Print the complete set of entries exactly.
-- START OF Provided records --
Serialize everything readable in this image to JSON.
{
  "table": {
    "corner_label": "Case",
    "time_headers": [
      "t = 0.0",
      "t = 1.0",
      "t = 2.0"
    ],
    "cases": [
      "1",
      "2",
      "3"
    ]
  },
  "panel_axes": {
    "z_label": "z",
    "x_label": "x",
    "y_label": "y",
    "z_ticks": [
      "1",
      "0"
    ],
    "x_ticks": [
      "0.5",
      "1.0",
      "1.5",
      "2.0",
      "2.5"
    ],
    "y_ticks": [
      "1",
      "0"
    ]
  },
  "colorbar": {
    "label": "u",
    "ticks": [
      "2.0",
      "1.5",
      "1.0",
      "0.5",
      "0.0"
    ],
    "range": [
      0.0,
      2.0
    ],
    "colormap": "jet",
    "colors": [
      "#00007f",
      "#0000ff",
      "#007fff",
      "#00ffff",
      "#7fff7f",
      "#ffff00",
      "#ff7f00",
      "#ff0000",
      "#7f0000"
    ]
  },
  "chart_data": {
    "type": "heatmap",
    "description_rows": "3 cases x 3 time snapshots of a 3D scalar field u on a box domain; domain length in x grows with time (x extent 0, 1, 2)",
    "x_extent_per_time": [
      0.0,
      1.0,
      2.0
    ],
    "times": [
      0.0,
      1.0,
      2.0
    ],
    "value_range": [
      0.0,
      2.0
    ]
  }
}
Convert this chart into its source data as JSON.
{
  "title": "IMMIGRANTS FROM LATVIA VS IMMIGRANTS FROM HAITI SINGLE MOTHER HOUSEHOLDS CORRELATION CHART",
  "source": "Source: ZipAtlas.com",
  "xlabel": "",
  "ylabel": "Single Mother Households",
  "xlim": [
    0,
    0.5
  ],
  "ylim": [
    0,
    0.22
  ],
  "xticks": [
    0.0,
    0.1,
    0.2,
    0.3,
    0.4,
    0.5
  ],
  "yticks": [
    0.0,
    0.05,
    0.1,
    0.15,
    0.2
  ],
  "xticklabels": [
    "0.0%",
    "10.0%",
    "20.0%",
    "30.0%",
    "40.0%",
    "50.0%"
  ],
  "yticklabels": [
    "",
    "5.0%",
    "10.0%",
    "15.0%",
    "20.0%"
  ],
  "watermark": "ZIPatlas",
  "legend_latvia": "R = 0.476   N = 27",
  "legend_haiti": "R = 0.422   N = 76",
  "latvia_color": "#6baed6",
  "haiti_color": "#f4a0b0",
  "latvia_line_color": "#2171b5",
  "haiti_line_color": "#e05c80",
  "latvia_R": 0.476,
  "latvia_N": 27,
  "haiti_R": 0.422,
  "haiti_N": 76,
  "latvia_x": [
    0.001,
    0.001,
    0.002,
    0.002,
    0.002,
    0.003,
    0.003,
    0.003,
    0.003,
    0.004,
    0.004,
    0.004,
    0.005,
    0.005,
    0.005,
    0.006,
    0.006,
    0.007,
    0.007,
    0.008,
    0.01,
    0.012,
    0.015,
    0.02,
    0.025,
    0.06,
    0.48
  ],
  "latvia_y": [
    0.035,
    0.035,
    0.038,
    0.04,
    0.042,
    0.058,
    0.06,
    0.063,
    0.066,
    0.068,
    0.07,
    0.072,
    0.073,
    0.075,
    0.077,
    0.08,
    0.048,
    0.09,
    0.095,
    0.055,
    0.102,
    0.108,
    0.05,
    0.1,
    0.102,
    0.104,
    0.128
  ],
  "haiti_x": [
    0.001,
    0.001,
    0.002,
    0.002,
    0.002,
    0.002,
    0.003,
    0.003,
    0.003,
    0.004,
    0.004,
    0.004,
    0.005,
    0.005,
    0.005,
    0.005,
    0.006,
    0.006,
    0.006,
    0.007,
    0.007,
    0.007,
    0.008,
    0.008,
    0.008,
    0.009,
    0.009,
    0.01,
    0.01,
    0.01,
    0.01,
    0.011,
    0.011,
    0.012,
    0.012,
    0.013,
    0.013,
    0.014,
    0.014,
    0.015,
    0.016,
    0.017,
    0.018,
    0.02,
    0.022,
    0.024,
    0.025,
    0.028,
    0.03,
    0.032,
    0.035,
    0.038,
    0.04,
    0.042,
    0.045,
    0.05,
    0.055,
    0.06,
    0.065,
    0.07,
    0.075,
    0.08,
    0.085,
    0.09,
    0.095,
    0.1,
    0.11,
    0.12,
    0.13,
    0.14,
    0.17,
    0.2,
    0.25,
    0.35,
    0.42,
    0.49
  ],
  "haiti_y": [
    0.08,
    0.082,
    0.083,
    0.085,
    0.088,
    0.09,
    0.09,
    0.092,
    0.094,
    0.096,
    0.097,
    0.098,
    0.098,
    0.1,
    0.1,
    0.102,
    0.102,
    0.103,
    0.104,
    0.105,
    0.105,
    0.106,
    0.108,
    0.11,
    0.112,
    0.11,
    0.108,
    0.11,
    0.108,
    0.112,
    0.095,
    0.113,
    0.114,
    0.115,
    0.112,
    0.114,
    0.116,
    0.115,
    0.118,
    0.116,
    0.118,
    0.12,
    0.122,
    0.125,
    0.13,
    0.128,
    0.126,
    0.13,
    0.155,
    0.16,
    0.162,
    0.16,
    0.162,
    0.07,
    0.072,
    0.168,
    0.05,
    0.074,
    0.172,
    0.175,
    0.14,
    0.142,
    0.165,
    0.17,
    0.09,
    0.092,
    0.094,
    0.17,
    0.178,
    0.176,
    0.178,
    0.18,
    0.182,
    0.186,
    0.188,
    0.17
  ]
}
-- END OF Provided records --
Final answer
Serialize everything readable in this image to JSON.
{
  "table": {
    "corner_label": "Case",
    "time_headers": [
      "t = 0.0",
      "t = 1.0",
      "t = 2.0"
    ],
    "cases": [
      "1",
      "2",
      "3"
    ]
  },
  "panel_axes": {
    "z_label": "z",
    "x_label": "x",
    "y_label": "y",
    "z_ticks": [
      "1",
      "0"
    ],
    "x_ticks": [
      "0.5",
      "1.0",
      "1.5",
      "2.0",
      "2.5"
    ],
    "y_ticks": [
      "1",
      "0"
    ]
  },
  "colorbar": {
    "label": "u",
    "ticks": [
      "2.0",
      "1.5",
      "1.0",
      "0.5",
      "0.0"
    ],
    "range": [
      0.0,
      2.0
    ],
    "colormap": "jet",
    "colors": [
      "#00007f",
      "#0000ff",
      "#007fff",
      "#00ffff",
      "#7fff7f",
      "#ffff00",
      "#ff7f00",
      "#ff0000",
      "#7f0000"
    ]
  },
  "chart_data": {
    "type": "heatmap",
    "description_rows": "3 cases x 3 time snapshots of a 3D scalar field u on a box domain; domain length in x grows with time (x extent 0, 1, 2)",
    "x_extent_per_time": [
      0.0,
      1.0,
      2.0
    ],
    "times": [
      0.0,
      1.0,
      2.0
    ],
    "value_range": [
      0.0,
      2.0
    ]
  }
}
Convert this chart into its source data as JSON.
{
  "title": "IMMIGRANTS FROM LATVIA VS IMMIGRANTS FROM HAITI SINGLE MOTHER HOUSEHOLDS CORRELATION CHART",
  "source": "Source: ZipAtlas.com",
  "xlabel": "",
  "ylabel": "Single Mother Households",
  "xlim": [
    0,
    0.5
  ],
  "ylim": [
    0,
    0.22
  ],
  "xticks": [
    0.0,
    0.1,
    0.2,
    0.3,
    0.4,
    0.5
  ],
  "yticks": [
    0.0,
    0.05,
    0.1,
    0.15,
    0.2
  ],
  "xticklabels": [
    "0.0%",
    "10.0%",
    "20.0%",
    "30.0%",
    "40.0%",
    "50.0%"
  ],
  "yticklabels": [
    "",
    "5.0%",
    "10.0%",
    "15.0%",
    "20.0%"
  ],
  "watermark": "ZIPatlas",
  "legend_latvia": "R = 0.476   N = 27",
  "legend_haiti": "R = 0.422   N = 76",
  "latvia_color": "#6baed6",
  "haiti_color": "#f4a0b0",
  "latvia_line_color": "#2171b5",
  "haiti_line_color": "#e05c80",
  "latvia_R": 0.476,
  "latvia_N": 27,
  "haiti_R": 0.422,
  "haiti_N": 76,
  "latvia_x": [
    0.001,
    0.001,
    0.002,
    0.002,
    0.002,
    0.003,
    0.003,
    0.003,
    0.003,
    0.004,
    0.004,
    0.004,
    0.005,
    0.005,
    0.005,
    0.006,
    0.006,
    0.007,
    0.007,
    0.008,
    0.01,
    0.012,
    0.015,
    0.02,
    0.025,
    0.06,
    0.48
  ],
  "latvia_y": [
    0.035,
    0.035,
    0.038,
    0.04,
    0.042,
    0.058,
    0.06,
    0.063,
    0.066,
    0.068,
    0.07,
    0.072,
    0.073,
    0.075,
    0.077,
    0.08,
    0.048,
    0.09,
    0.095,
    0.055,
    0.102,
    0.108,
    0.05,
    0.1,
    0.102,
    0.104,
    0.128
  ],
  "haiti_x": [
    0.001,
    0.001,
    0.002,
    0.002,
    0.002,
    0.002,
    0.003,
    0.003,
    0.003,
    0.004,
    0.004,
    0.004,
    0.005,
    0.005,
    0.005,
    0.005,
    0.006,
    0.006,
    0.006,
    0.007,
    0.007,
    0.007,
    0.008,
    0.008,
    0.008,
    0.009,
    0.009,
    0.01,
    0.01,
    0.01,
    0.01,
    0.011,
    0.011,
    0.012,
    0.012,
    0.013,
    0.013,
    0.014,
    0.014,
    0.015,
    0.016,
    0.017,
    0.018,
    0.02,
    0.022,
    0.024,
    0.025,
    0.028,
    0.03,
    0.032,
    0.035,
    0.038,
    0.04,
    0.042,
    0.045,
    0.05,
    0.055,
    0.06,
    0.065,
    0.07,
    0.075,
    0.08,
    0.085,
    0.09,
    0.095,
    0.1,
    0.11,
    0.12,
    0.13,
    0.14,
    0.17,
    0.2,
    0.25,
    0.35,
    0.42,
    0.49
  ],
  "haiti_y": [
    0.08,
    0.082,
    0.083,
    0.085,
    0.088,
    0.09,
    0.09,
    0.092,
    0.094,
    0.096,
    0.097,
    0.098,
    0.098,
    0.1,
    0.1,
    0.102,
    0.102,
    0.103,
    0.104,
    0.105,
    0.105,
    0.106,
    0.108,
    0.11,
    0.112,
    0.11,
    0.108,
    0.11,
    0.108,
    0.112,
    0.095,
    0.113,
    0.114,
    0.115,
    0.112,
    0.114,
    0.116,
    0.115,
    0.118,
    0.116,
    0.118,
    0.12,
    0.122,
    0.125,
    0.13,
    0.128,
    0.126,
    0.13,
    0.155,
    0.16,
    0.162,
    0.16,
    0.162,
    0.07,
    0.072,
    0.168,
    0.05,
    0.074,
    0.172,
    0.175,
    0.14,
    0.142,
    0.165,
    0.17,
    0.09,
    0.092,
    0.094,
    0.17,
    0.178,
    0.176,
    0.178,
    0.18,
    0.182,
    0.186,
    0.188,
    0.17
  ]
}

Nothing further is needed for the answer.